[What is being asked]:
Copy each line of the records that holds the string "this".

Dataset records
▬▬▬▬▬▬

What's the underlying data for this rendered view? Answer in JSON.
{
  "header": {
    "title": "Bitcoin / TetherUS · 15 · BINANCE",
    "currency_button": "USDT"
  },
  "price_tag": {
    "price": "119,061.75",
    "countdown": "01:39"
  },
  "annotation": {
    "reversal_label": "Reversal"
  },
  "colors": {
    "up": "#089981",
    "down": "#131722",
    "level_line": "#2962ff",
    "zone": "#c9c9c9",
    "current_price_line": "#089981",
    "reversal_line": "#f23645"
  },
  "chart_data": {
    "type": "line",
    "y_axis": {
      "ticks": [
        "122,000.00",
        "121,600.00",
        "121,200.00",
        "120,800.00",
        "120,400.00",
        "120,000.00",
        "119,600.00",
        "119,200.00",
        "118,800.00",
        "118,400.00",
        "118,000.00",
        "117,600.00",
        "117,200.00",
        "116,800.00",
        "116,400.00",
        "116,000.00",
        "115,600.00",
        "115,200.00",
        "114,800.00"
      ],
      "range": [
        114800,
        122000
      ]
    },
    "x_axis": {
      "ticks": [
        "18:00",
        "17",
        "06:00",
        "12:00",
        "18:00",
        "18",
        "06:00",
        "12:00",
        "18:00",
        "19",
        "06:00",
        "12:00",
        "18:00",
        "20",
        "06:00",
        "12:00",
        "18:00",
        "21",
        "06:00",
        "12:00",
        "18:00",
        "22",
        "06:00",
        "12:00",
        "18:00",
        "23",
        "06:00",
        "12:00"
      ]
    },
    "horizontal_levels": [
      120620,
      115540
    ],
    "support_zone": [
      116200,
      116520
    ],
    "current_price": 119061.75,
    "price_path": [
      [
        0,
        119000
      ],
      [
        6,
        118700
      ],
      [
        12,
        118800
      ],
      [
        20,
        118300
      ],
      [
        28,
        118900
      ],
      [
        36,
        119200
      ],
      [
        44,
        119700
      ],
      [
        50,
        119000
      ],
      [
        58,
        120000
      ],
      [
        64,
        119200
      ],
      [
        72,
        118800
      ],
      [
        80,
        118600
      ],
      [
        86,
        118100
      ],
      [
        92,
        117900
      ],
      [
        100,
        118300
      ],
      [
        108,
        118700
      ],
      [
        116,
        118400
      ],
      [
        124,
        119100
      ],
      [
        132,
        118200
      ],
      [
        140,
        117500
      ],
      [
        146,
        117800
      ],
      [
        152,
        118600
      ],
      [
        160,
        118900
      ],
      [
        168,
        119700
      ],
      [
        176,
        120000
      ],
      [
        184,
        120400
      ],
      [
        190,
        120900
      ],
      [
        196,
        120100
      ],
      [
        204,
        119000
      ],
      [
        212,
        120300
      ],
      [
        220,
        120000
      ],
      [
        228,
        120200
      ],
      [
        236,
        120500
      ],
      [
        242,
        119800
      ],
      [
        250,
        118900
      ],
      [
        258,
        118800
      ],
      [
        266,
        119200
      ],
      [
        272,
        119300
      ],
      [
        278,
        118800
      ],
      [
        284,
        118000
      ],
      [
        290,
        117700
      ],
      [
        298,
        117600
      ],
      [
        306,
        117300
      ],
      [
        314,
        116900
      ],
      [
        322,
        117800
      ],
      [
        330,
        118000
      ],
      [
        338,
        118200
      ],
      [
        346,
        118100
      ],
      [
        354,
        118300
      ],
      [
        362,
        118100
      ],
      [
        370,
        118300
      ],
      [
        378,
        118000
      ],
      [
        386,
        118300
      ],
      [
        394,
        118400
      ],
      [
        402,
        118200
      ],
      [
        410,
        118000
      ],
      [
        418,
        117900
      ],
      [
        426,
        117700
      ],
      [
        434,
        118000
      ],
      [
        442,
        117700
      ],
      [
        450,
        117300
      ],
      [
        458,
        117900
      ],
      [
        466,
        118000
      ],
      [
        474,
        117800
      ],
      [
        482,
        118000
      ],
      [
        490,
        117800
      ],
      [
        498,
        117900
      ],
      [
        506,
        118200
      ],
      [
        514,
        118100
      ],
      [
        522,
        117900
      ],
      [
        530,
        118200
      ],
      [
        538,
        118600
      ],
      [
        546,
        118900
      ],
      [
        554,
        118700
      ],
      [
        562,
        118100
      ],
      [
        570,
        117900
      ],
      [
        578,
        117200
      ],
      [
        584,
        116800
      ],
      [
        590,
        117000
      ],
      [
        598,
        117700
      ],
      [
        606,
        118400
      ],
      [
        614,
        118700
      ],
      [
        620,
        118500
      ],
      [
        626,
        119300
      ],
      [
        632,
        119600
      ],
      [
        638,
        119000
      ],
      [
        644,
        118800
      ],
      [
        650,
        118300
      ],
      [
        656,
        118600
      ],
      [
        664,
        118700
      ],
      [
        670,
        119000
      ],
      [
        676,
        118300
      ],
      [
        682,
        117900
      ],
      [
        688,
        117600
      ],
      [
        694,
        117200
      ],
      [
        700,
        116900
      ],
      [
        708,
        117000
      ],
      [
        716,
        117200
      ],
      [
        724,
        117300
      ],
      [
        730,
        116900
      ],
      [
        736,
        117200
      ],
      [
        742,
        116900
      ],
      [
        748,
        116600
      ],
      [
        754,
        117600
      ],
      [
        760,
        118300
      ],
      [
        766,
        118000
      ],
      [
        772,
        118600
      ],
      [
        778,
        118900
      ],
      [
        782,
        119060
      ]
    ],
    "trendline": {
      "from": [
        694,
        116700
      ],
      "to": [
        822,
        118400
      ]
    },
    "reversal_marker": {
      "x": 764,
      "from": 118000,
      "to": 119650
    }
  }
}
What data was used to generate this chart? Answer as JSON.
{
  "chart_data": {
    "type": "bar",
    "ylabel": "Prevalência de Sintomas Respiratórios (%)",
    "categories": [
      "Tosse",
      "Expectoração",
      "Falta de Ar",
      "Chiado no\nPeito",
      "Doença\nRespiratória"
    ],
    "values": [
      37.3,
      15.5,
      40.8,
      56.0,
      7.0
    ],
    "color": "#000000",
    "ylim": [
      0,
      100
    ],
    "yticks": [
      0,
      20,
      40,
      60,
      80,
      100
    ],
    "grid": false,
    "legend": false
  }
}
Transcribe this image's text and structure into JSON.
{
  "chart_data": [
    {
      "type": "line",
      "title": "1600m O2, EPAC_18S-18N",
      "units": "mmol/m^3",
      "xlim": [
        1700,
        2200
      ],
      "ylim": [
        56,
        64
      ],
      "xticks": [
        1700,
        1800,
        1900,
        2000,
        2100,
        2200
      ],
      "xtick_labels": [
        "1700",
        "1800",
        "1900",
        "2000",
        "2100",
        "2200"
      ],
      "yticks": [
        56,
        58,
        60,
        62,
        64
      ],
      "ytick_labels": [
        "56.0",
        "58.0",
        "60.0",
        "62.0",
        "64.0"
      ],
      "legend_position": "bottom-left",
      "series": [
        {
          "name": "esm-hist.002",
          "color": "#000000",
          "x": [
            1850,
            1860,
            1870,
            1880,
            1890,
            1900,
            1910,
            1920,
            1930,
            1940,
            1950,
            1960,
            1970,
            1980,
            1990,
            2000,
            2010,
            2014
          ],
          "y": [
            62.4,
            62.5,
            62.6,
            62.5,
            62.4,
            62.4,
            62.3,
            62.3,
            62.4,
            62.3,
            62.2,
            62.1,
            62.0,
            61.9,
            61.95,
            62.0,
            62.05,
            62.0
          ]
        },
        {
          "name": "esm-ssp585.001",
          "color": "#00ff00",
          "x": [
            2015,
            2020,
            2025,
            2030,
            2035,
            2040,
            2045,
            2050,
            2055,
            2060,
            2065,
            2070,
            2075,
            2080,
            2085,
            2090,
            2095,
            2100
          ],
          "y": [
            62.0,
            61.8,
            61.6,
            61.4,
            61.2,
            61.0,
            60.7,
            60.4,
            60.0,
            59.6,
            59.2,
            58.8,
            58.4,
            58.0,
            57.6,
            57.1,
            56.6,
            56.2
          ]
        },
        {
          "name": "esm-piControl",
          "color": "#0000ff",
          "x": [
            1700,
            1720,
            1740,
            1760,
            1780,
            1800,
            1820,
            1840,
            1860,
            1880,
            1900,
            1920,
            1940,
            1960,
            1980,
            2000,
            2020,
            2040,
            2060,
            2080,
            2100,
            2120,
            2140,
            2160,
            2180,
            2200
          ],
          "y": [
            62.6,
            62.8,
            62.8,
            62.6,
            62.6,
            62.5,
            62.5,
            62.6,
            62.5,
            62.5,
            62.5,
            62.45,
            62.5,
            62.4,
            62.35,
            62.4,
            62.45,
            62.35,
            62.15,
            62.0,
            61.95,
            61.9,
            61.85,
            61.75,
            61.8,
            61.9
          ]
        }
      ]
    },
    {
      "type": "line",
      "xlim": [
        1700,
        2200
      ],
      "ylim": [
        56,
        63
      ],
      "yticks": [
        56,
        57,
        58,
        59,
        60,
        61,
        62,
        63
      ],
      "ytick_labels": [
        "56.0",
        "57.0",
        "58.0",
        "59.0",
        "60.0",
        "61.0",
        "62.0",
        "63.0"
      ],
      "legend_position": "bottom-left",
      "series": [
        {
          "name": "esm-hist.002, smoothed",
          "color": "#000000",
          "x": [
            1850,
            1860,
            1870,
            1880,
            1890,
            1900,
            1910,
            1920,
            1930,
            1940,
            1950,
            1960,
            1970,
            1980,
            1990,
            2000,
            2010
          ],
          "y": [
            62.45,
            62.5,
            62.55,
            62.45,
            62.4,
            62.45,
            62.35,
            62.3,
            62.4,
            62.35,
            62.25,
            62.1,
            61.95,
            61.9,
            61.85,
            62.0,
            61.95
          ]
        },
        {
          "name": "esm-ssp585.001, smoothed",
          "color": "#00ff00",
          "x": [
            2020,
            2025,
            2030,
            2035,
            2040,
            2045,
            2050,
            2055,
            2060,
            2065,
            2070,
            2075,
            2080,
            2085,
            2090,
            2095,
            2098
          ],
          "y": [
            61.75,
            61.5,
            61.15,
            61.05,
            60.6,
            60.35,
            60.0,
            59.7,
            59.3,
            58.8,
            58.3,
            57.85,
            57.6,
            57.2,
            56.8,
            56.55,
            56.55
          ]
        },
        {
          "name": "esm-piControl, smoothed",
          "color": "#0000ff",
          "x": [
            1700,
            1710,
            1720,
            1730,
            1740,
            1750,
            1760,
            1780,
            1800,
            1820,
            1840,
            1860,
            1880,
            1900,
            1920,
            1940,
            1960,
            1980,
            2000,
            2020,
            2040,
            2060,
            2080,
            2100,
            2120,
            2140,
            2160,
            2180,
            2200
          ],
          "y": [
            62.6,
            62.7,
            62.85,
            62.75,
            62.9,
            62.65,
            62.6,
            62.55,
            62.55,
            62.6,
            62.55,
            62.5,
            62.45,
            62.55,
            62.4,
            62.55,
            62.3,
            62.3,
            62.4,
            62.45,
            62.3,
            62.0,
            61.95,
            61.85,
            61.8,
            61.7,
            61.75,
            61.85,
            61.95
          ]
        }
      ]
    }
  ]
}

▬▬▬▬▬▬

[Reply to the task]:
What's the underlying data for this rendered view? Answer in JSON.
What data was used to generate this chart? Answer as JSON.
Transcribe this image's text and structure into JSON.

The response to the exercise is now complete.